** APPLY WHAT YOU READ **
a) Answer these questions about the HIV risk exchange:
(i) On which day does the person asking the questions say they are flying out?
(ii) What does H. Hunter Handsfield, MD, say to use for vaginal or anal sex?
(iii) How long ago was the reply from H. Hunter Handsfield, MD, posted?
b) Write the next part of the HIV risk exchange, starting after its final sentence.

Now my concern is that if I go on a date again, and we end up kissing, I might have to ask her to open her mouth with my flashlight on! 

Last question, and it would help me in future too - for an event that is not high risk (as you mentioned), is there a difference between 84 days vs 90 days? I am flying out on the 84th day, and I am not sure if I would have the facility to do the 90th day. I understand that you said it was zero risk exposure, but for the peace of mind, I would like to do one last conclusive test.

Regards,


H. Hunter Handsfield, MD
H. Hunter Handsfield, MD
46 months ago
I suppose in theory the presence of mouth wounds could increase the risk if that person had HIV. However, in the billions of oral sex events that must have occurred iHIV infected person, millions must have occurred in the presence of mouth sores, chapped lips, etc -- yet still no known transmission events. I for sure urge you to not inspect your dates' mouths (or genital areas) before having sex with them -- that would be really weird and I can't imagine a more distasteful way to start a date. Just use condoms for vaginal or anal sex and don't worry further.

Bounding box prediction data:
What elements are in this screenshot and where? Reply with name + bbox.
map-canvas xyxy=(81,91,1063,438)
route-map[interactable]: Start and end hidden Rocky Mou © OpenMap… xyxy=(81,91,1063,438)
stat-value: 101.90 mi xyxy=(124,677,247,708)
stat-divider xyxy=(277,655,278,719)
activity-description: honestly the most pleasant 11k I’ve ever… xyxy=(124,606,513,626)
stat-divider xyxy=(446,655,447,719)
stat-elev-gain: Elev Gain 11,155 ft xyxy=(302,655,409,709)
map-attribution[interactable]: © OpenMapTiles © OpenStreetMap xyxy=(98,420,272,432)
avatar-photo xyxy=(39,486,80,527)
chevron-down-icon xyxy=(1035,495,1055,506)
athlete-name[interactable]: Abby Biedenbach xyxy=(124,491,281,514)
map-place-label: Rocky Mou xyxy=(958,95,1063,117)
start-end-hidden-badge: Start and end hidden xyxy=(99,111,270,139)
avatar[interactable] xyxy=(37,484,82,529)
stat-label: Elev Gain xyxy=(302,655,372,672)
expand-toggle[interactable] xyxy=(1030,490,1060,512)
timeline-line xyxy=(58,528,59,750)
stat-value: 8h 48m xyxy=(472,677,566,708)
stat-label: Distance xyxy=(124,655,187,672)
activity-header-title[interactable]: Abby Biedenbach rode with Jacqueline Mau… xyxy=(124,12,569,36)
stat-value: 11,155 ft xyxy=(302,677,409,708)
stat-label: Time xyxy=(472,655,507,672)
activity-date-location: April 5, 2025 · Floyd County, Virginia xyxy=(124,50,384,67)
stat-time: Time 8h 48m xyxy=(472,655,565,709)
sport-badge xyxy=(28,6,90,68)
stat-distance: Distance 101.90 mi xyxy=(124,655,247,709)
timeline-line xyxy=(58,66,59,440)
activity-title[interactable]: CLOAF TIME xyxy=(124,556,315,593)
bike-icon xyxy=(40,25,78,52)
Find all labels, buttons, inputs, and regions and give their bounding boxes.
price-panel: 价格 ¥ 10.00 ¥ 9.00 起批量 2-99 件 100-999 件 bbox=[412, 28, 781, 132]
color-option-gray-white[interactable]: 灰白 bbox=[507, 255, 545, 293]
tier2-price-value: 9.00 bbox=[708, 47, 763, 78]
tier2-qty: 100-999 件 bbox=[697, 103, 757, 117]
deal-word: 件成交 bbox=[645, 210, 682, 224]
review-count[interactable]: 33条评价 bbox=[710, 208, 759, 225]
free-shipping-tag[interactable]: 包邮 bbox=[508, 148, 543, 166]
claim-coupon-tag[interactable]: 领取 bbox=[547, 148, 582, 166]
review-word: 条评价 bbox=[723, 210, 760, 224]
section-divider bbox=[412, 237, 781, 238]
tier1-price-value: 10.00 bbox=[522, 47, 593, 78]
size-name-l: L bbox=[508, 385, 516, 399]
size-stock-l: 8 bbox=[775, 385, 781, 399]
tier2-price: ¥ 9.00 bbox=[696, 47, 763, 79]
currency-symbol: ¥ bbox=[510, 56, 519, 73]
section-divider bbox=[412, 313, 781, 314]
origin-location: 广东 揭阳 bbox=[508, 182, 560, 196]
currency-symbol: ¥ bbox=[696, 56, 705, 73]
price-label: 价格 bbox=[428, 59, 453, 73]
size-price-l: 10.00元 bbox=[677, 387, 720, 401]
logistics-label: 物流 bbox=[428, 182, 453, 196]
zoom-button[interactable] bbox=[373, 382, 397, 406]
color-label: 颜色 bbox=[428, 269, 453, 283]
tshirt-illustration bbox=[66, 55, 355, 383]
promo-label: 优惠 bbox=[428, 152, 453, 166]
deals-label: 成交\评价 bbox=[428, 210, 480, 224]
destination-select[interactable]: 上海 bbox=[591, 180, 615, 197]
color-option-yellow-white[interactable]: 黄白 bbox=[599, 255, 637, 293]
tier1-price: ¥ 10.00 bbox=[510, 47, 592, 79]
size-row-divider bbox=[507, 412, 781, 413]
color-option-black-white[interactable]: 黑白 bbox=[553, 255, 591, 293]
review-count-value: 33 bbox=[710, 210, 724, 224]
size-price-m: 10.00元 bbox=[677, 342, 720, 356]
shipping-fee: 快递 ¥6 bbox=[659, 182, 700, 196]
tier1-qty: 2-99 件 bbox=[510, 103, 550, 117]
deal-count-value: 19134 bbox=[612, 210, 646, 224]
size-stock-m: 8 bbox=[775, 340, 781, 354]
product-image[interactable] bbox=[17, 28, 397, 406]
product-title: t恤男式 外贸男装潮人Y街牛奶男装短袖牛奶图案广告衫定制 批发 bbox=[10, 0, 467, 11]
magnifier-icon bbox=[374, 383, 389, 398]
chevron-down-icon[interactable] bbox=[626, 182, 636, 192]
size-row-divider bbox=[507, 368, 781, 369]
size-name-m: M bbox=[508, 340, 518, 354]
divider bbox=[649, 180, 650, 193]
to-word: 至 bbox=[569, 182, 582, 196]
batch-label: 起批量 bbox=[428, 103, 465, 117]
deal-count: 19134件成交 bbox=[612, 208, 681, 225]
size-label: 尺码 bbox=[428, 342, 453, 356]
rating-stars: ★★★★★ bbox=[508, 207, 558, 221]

** ANSWERS TO THE EXERCISE **
a)
(i) The 84th day.
(ii) Condoms.
(iii) 46 months ago.

b)
My advice for the future is also to completely disregard 3 months as a window period. Have a duo (4th generation) blood test, which is now the gold standard and is conclusive any time 4 weeks or more after exposure. But if you want to stick with self testing with the oral fluids test, 3 months is still correct.

That completes the two follow-up included with each question, so this thread will be closed. I hope the conversation has been helpful.